--- START ---
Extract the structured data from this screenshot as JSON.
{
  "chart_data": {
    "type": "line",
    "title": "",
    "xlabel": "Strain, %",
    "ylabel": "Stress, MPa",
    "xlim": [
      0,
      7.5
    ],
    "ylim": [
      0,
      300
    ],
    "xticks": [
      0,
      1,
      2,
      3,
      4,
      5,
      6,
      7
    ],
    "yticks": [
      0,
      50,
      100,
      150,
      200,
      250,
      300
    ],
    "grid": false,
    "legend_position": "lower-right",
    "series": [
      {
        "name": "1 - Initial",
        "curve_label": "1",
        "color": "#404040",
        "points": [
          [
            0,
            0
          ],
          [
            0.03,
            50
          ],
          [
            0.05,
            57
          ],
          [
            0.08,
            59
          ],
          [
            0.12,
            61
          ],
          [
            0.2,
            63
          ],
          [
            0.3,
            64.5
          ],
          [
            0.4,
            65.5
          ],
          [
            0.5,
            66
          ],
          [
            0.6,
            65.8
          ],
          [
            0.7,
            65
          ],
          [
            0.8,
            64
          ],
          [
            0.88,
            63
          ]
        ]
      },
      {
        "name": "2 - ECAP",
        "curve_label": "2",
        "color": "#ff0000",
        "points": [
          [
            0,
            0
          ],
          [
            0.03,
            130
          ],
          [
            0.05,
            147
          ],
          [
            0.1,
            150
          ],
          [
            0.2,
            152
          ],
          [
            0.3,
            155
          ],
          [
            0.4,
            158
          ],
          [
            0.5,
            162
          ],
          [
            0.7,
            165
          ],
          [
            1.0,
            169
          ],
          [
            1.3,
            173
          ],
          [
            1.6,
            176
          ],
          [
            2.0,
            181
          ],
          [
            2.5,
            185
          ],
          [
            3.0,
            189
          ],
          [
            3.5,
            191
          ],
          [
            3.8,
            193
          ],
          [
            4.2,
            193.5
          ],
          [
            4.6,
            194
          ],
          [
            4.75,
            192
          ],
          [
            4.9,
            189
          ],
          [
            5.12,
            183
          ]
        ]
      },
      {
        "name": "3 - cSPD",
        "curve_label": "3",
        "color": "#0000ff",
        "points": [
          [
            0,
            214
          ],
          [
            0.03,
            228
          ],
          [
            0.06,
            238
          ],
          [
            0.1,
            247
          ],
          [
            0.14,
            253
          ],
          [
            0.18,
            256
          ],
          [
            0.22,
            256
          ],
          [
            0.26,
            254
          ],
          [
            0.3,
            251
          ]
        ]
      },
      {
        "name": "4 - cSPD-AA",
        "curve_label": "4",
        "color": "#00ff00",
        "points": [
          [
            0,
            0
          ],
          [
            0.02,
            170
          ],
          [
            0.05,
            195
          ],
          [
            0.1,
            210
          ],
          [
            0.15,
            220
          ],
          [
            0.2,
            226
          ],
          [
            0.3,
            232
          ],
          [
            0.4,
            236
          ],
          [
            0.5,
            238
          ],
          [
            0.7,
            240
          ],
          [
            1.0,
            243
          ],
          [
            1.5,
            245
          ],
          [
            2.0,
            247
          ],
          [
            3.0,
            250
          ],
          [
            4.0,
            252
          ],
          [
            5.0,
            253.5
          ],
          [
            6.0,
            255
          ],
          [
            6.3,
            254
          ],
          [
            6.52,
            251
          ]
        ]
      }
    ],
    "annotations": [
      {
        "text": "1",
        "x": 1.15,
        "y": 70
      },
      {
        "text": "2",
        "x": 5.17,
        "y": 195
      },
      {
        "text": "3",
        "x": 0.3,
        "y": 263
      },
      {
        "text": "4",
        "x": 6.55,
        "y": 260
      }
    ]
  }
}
--- END ---
_Prompt_. Repeat the data above exactly.

_Response to this task_.
Extract the structured data from this screenshot as JSON.
{
  "chart_data": {
    "type": "line",
    "title": "",
    "xlabel": "Strain, %",
    "ylabel": "Stress, MPa",
    "xlim": [
      0,
      7.5
    ],
    "ylim": [
      0,
      300
    ],
    "xticks": [
      0,
      1,
      2,
      3,
      4,
      5,
      6,
      7
    ],
    "yticks": [
      0,
      50,
      100,
      150,
      200,
      250,
      300
    ],
    "grid": false,
    "legend_position": "lower-right",
    "series": [
      {
        "name": "1 - Initial",
        "curve_label": "1",
        "color": "#404040",
        "points": [
          [
            0,
            0
          ],
          [
            0.03,
            50
          ],
          [
            0.05,
            57
          ],
          [
            0.08,
            59
          ],
          [
            0.12,
            61
          ],
          [
            0.2,
            63
          ],
          [
            0.3,
            64.5
          ],
          [
            0.4,
            65.5
          ],
          [
            0.5,
            66
          ],
          [
            0.6,
            65.8
          ],
          [
            0.7,
            65
          ],
          [
            0.8,
            64
          ],
          [
            0.88,
            63
          ]
        ]
      },
      {
        "name": "2 - ECAP",
        "curve_label": "2",
        "color": "#ff0000",
        "points": [
          [
            0,
            0
          ],
          [
            0.03,
            130
          ],
          [
            0.05,
            147
          ],
          [
            0.1,
            150
          ],
          [
            0.2,
            152
          ],
          [
            0.3,
            155
          ],
          [
            0.4,
            158
          ],
          [
            0.5,
            162
          ],
          [
            0.7,
            165
          ],
          [
            1.0,
            169
          ],
          [
            1.3,
            173
          ],
          [
            1.6,
            176
          ],
          [
            2.0,
            181
          ],
          [
            2.5,
            185
          ],
          [
            3.0,
            189
          ],
          [
            3.5,
            191
          ],
          [
            3.8,
            193
          ],
          [
            4.2,
            193.5
          ],
          [
            4.6,
            194
          ],
          [
            4.75,
            192
          ],
          [
            4.9,
            189
          ],
          [
            5.12,
            183
          ]
        ]
      },
      {
        "name": "3 - cSPD",
        "curve_label": "3",
        "color": "#0000ff",
        "points": [
          [
            0,
            214
          ],
          [
            0.03,
            228
          ],
          [
            0.06,
            238
          ],
          [
            0.1,
            247
          ],
          [
            0.14,
            253
          ],
          [
            0.18,
            256
          ],
          [
            0.22,
            256
          ],
          [
            0.26,
            254
          ],
          [
            0.3,
            251
          ]
        ]
      },
      {
        "name": "4 - cSPD-AA",
        "curve_label": "4",
        "color": "#00ff00",
        "points": [
          [
            0,
            0
          ],
          [
            0.02,
            170
          ],
          [
            0.05,
            195
          ],
          [
            0.1,
            210
          ],
          [
            0.15,
            220
          ],
          [
            0.2,
            226
          ],
          [
            0.3,
            232
          ],
          [
            0.4,
            236
          ],
          [
            0.5,
            238
          ],
          [
            0.7,
            240
          ],
          [
            1.0,
            243
          ],
          [
            1.5,
            245
          ],
          [
            2.0,
            247
          ],
          [
            3.0,
            250
          ],
          [
            4.0,
            252
          ],
          [
            5.0,
            253.5
          ],
          [
            6.0,
            255
          ],
          [
            6.3,
            254
          ],
          [
            6.52,
            251
          ]
        ]
      }
    ],
    "annotations": [
      {
        "text": "1",
        "x": 1.15,
        "y": 70
      },
      {
        "text": "2",
        "x": 5.17,
        "y": 195
      },
      {
        "text": "3",
        "x": 0.3,
        "y": 263
      },
      {
        "text": "4",
        "x": 6.55,
        "y": 260
      }
    ]
  }
}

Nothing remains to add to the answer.